**Your instructions:**
Transcribe the data that follows precisely, omitting nothing.

* begin Data rows *

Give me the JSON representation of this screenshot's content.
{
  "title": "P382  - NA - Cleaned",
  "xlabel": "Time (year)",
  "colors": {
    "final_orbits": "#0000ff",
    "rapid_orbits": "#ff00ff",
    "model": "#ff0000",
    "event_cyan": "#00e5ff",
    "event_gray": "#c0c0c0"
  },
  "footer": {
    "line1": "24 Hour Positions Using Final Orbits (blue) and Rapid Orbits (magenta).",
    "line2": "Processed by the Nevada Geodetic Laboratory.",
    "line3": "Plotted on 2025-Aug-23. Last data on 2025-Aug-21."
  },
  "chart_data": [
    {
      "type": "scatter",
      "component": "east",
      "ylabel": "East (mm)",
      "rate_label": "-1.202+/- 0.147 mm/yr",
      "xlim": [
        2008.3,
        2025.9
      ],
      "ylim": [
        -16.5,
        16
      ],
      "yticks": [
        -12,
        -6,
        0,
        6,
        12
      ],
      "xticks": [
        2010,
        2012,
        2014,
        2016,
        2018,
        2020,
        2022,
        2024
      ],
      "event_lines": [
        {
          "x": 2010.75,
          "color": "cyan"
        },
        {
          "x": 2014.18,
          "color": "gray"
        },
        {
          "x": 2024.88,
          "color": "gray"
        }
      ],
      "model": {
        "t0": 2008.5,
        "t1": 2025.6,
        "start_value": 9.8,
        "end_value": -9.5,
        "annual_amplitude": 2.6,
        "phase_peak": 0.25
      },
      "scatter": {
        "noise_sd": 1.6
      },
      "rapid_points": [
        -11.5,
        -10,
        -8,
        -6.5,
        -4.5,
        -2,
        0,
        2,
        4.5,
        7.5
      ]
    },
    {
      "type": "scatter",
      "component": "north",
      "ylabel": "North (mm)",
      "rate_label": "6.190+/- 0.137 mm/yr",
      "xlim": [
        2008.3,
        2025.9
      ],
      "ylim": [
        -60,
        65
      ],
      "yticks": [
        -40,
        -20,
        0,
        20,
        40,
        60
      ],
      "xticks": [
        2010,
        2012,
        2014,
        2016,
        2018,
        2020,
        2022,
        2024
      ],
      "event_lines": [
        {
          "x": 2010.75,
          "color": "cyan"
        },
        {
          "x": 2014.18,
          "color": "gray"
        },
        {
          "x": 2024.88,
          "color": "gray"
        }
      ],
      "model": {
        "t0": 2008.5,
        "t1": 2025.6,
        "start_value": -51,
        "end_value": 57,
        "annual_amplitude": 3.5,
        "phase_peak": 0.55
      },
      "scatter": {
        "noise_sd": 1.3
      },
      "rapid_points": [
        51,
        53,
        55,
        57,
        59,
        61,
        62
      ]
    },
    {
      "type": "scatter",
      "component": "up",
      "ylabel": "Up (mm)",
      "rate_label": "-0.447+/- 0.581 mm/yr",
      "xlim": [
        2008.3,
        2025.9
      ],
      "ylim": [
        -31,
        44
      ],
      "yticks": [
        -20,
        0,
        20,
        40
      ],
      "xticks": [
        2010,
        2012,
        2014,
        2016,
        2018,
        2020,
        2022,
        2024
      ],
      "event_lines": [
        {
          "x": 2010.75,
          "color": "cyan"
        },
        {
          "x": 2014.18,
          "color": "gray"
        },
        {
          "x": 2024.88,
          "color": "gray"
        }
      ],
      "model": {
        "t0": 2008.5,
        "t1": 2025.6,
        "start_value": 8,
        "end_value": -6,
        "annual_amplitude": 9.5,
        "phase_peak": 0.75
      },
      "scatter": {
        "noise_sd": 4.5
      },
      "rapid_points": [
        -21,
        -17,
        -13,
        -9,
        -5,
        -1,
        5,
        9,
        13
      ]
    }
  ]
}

* end Data rows *

**In response:**
Give me the JSON representation of this screenshot's content.
{
  "title": "P382  - NA - Cleaned",
  "xlabel": "Time (year)",
  "colors": {
    "final_orbits": "#0000ff",
    "rapid_orbits": "#ff00ff",
    "model": "#ff0000",
    "event_cyan": "#00e5ff",
    "event_gray": "#c0c0c0"
  },
  "footer": {
    "line1": "24 Hour Positions Using Final Orbits (blue) and Rapid Orbits (magenta).",
    "line2": "Processed by the Nevada Geodetic Laboratory.",
    "line3": "Plotted on 2025-Aug-23. Last data on 2025-Aug-21."
  },
  "chart_data": [
    {
      "type": "scatter",
      "component": "east",
      "ylabel": "East (mm)",
      "rate_label": "-1.202+/- 0.147 mm/yr",
      "xlim": [
        2008.3,
        2025.9
      ],
      "ylim": [
        -16.5,
        16
      ],
      "yticks": [
        -12,
        -6,
        0,
        6,
        12
      ],
      "xticks": [
        2010,
        2012,
        2014,
        2016,
        2018,
        2020,
        2022,
        2024
      ],
      "event_lines": [
        {
          "x": 2010.75,
          "color": "cyan"
        },
        {
          "x": 2014.18,
          "color": "gray"
        },
        {
          "x": 2024.88,
          "color": "gray"
        }
      ],
      "model": {
        "t0": 2008.5,
        "t1": 2025.6,
        "start_value": 9.8,
        "end_value": -9.5,
        "annual_amplitude": 2.6,
        "phase_peak": 0.25
      },
      "scatter": {
        "noise_sd": 1.6
      },
      "rapid_points": [
        -11.5,
        -10,
        -8,
        -6.5,
        -4.5,
        -2,
        0,
        2,
        4.5,
        7.5
      ]
    },
    {
      "type": "scatter",
      "component": "north",
      "ylabel": "North (mm)",
      "rate_label": "6.190+/- 0.137 mm/yr",
      "xlim": [
        2008.3,
        2025.9
      ],
      "ylim": [
        -60,
        65
      ],
      "yticks": [
        -40,
        -20,
        0,
        20,
        40,
        60
      ],
      "xticks": [
        2010,
        2012,
        2014,
        2016,
        2018,
        2020,
        2022,
        2024
      ],
      "event_lines": [
        {
          "x": 2010.75,
          "color": "cyan"
        },
        {
          "x": 2014.18,
          "color": "gray"
        },
        {
          "x": 2024.88,
          "color": "gray"
        }
      ],
      "model": {
        "t0": 2008.5,
        "t1": 2025.6,
        "start_value": -51,
        "end_value": 57,
        "annual_amplitude": 3.5,
        "phase_peak": 0.55
      },
      "scatter": {
        "noise_sd": 1.3
      },
      "rapid_points": [
        51,
        53,
        55,
        57,
        59,
        61,
        62
      ]
    },
    {
      "type": "scatter",
      "component": "up",
      "ylabel": "Up (mm)",
      "rate_label": "-0.447+/- 0.581 mm/yr",
      "xlim": [
        2008.3,
        2025.9
      ],
      "ylim": [
        -31,
        44
      ],
      "yticks": [
        -20,
        0,
        20,
        40
      ],
      "xticks": [
        2010,
        2012,
        2014,
        2016,
        2018,
        2020,
        2022,
        2024
      ],
      "event_lines": [
        {
          "x": 2010.75,
          "color": "cyan"
        },
        {
          "x": 2014.18,
          "color": "gray"
        },
        {
          "x": 2024.88,
          "color": "gray"
        }
      ],
      "model": {
        "t0": 2008.5,
        "t1": 2025.6,
        "start_value": 8,
        "end_value": -6,
        "annual_amplitude": 9.5,
        "phase_peak": 0.75
      },
      "scatter": {
        "noise_sd": 4.5
      },
      "rapid_points": [
        -21,
        -17,
        -13,
        -9,
        -5,
        -1,
        5,
        9,
        13
      ]
    }
  ]
}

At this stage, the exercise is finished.